*LISTED RECORDS*.
start

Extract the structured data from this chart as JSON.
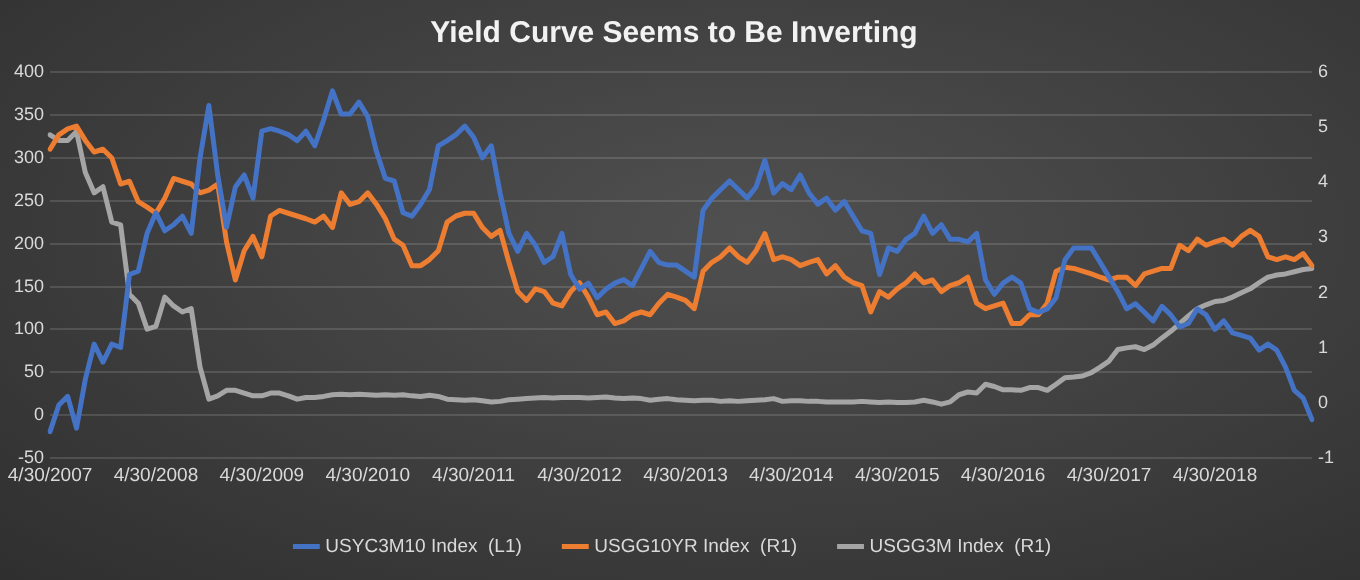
{
  "chart_data": {
    "type": "line",
    "title": "Yield Curve Seems to Be Inverting",
    "categories": [
      "4/30/2007",
      null,
      null,
      null,
      null,
      null,
      null,
      null,
      null,
      null,
      null,
      null,
      "4/30/2008",
      null,
      null,
      null,
      null,
      null,
      null,
      null,
      null,
      null,
      null,
      null,
      "4/30/2009",
      null,
      null,
      null,
      null,
      null,
      null,
      null,
      null,
      null,
      null,
      null,
      "4/30/2010",
      null,
      null,
      null,
      null,
      null,
      null,
      null,
      null,
      null,
      null,
      null,
      "4/30/2011",
      null,
      null,
      null,
      null,
      null,
      null,
      null,
      null,
      null,
      null,
      null,
      "4/30/2012",
      null,
      null,
      null,
      null,
      null,
      null,
      null,
      null,
      null,
      null,
      null,
      "4/30/2013",
      null,
      null,
      null,
      null,
      null,
      null,
      null,
      null,
      null,
      null,
      null,
      "4/30/2014",
      null,
      null,
      null,
      null,
      null,
      null,
      null,
      null,
      null,
      null,
      null,
      "4/30/2015",
      null,
      null,
      null,
      null,
      null,
      null,
      null,
      null,
      null,
      null,
      null,
      "4/30/2016",
      null,
      null,
      null,
      null,
      null,
      null,
      null,
      null,
      null,
      null,
      null,
      "4/30/2017",
      null,
      null,
      null,
      null,
      null,
      null,
      null,
      null,
      null,
      null,
      null,
      "4/30/2018",
      null,
      null,
      null,
      null,
      null,
      null,
      null,
      null,
      null,
      null,
      null
    ],
    "series": [
      {
        "name": "USYC3M10 Index  (L1)",
        "color": "#4472c4",
        "values": [
          -19,
          12,
          22,
          -15,
          42,
          83,
          62,
          83,
          79,
          164,
          168,
          212,
          236,
          215,
          222,
          232,
          212,
          300,
          361,
          280,
          219,
          266,
          280,
          253,
          331,
          334,
          331,
          327,
          320,
          331,
          314,
          344,
          378,
          351,
          351,
          365,
          348,
          307,
          276,
          273,
          236,
          232,
          246,
          263,
          314,
          320,
          327,
          337,
          324,
          300,
          314,
          259,
          212,
          191,
          212,
          198,
          178,
          185,
          212,
          164,
          147,
          154,
          137,
          147,
          154,
          158,
          151,
          171,
          191,
          178,
          175,
          175,
          168,
          161,
          239,
          253,
          263,
          273,
          263,
          253,
          266,
          297,
          259,
          270,
          263,
          280,
          259,
          246,
          253,
          239,
          249,
          232,
          215,
          212,
          164,
          195,
          191,
          205,
          212,
          232,
          212,
          222,
          205,
          205,
          202,
          212,
          158,
          141,
          154,
          161,
          154,
          124,
          120,
          124,
          137,
          181,
          195,
          195,
          195,
          178,
          161,
          144,
          124,
          130,
          120,
          110,
          127,
          117,
          103,
          107,
          124,
          117,
          100,
          110,
          96,
          93,
          90,
          76,
          83,
          76,
          56,
          29,
          20,
          -5
        ]
      },
      {
        "name": "USGG10YR Index  (R1)",
        "color": "#ed7d31",
        "axis": "y2",
        "values": [
          4.6,
          4.86,
          4.97,
          5.02,
          4.76,
          4.55,
          4.6,
          4.44,
          3.97,
          4.02,
          3.65,
          3.55,
          3.44,
          3.71,
          4.07,
          4.02,
          3.97,
          3.81,
          3.86,
          3.97,
          2.92,
          2.23,
          2.76,
          3.02,
          2.65,
          3.39,
          3.49,
          3.44,
          3.39,
          3.34,
          3.28,
          3.39,
          3.18,
          3.81,
          3.6,
          3.65,
          3.81,
          3.6,
          3.34,
          2.97,
          2.86,
          2.49,
          2.49,
          2.6,
          2.76,
          3.28,
          3.39,
          3.44,
          3.44,
          3.18,
          3.02,
          3.13,
          2.55,
          2.02,
          1.86,
          2.07,
          2.02,
          1.81,
          1.76,
          2.02,
          2.18,
          1.92,
          1.6,
          1.65,
          1.44,
          1.49,
          1.6,
          1.65,
          1.6,
          1.81,
          1.97,
          1.92,
          1.86,
          1.71,
          2.39,
          2.55,
          2.65,
          2.81,
          2.65,
          2.55,
          2.76,
          3.07,
          2.6,
          2.65,
          2.6,
          2.49,
          2.55,
          2.6,
          2.34,
          2.49,
          2.28,
          2.18,
          2.13,
          1.65,
          2.02,
          1.92,
          2.07,
          2.18,
          2.34,
          2.18,
          2.23,
          2.02,
          2.13,
          2.18,
          2.28,
          1.81,
          1.71,
          1.76,
          1.81,
          1.44,
          1.44,
          1.6,
          1.6,
          1.81,
          2.39,
          2.46,
          2.44,
          2.39,
          2.34,
          2.28,
          2.23,
          2.28,
          2.28,
          2.13,
          2.34,
          2.39,
          2.44,
          2.44,
          2.86,
          2.76,
          2.97,
          2.86,
          2.92,
          2.97,
          2.86,
          3.02,
          3.13,
          3.02,
          2.65,
          2.6,
          2.65,
          2.6,
          2.71,
          2.49
        ]
      },
      {
        "name": "USGG3M Index  (R1)",
        "color": "#a5a5a5",
        "axis": "y2",
        "values": [
          4.86,
          4.76,
          4.76,
          4.92,
          4.18,
          3.81,
          3.92,
          3.28,
          3.23,
          1.97,
          1.81,
          1.34,
          1.39,
          1.92,
          1.76,
          1.65,
          1.71,
          0.65,
          0.07,
          0.13,
          0.23,
          0.23,
          0.18,
          0.13,
          0.13,
          0.18,
          0.18,
          0.13,
          0.07,
          0.1,
          0.1,
          0.12,
          0.15,
          0.16,
          0.15,
          0.16,
          0.15,
          0.14,
          0.15,
          0.14,
          0.15,
          0.13,
          0.12,
          0.14,
          0.12,
          0.07,
          0.06,
          0.05,
          0.06,
          0.04,
          0.02,
          0.03,
          0.06,
          0.07,
          0.08,
          0.09,
          0.1,
          0.09,
          0.1,
          0.1,
          0.1,
          0.09,
          0.1,
          0.11,
          0.09,
          0.08,
          0.09,
          0.08,
          0.05,
          0.07,
          0.08,
          0.06,
          0.05,
          0.04,
          0.05,
          0.05,
          0.03,
          0.04,
          0.03,
          0.04,
          0.05,
          0.06,
          0.08,
          0.03,
          0.04,
          0.04,
          0.03,
          0.03,
          0.02,
          0.02,
          0.02,
          0.02,
          0.03,
          0.02,
          0.01,
          0.02,
          0.01,
          0.01,
          0.02,
          0.05,
          0.02,
          -0.02,
          0.02,
          0.15,
          0.2,
          0.18,
          0.34,
          0.3,
          0.24,
          0.24,
          0.23,
          0.28,
          0.28,
          0.23,
          0.34,
          0.46,
          0.47,
          0.49,
          0.55,
          0.65,
          0.76,
          0.97,
          1.0,
          1.02,
          0.97,
          1.05,
          1.18,
          1.3,
          1.44,
          1.58,
          1.71,
          1.78,
          1.84,
          1.86,
          1.92,
          2.0,
          2.07,
          2.18,
          2.28,
          2.32,
          2.34,
          2.38,
          2.42,
          2.44
        ]
      }
    ],
    "ylim": [
      -50,
      400
    ],
    "yticks": [
      -50,
      0,
      50,
      100,
      150,
      200,
      250,
      300,
      350,
      400
    ],
    "y2lim": [
      -1,
      6
    ],
    "y2ticks": [
      -1,
      0,
      1,
      2,
      3,
      4,
      5,
      6
    ],
    "grid": "y",
    "legend": "bottom",
    "marker": "none",
    "line_style": "solid"
  }
}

end

*STATED TASK*. Find the lines above that include the string "name" and copy them.

*ANSWER TO THIS EXERCISE*.
        "name": "USYC3M10 Index  (L1)",
        "name": "USGG10YR Index  (R1)",
        "name": "USGG3M Index  (R1)",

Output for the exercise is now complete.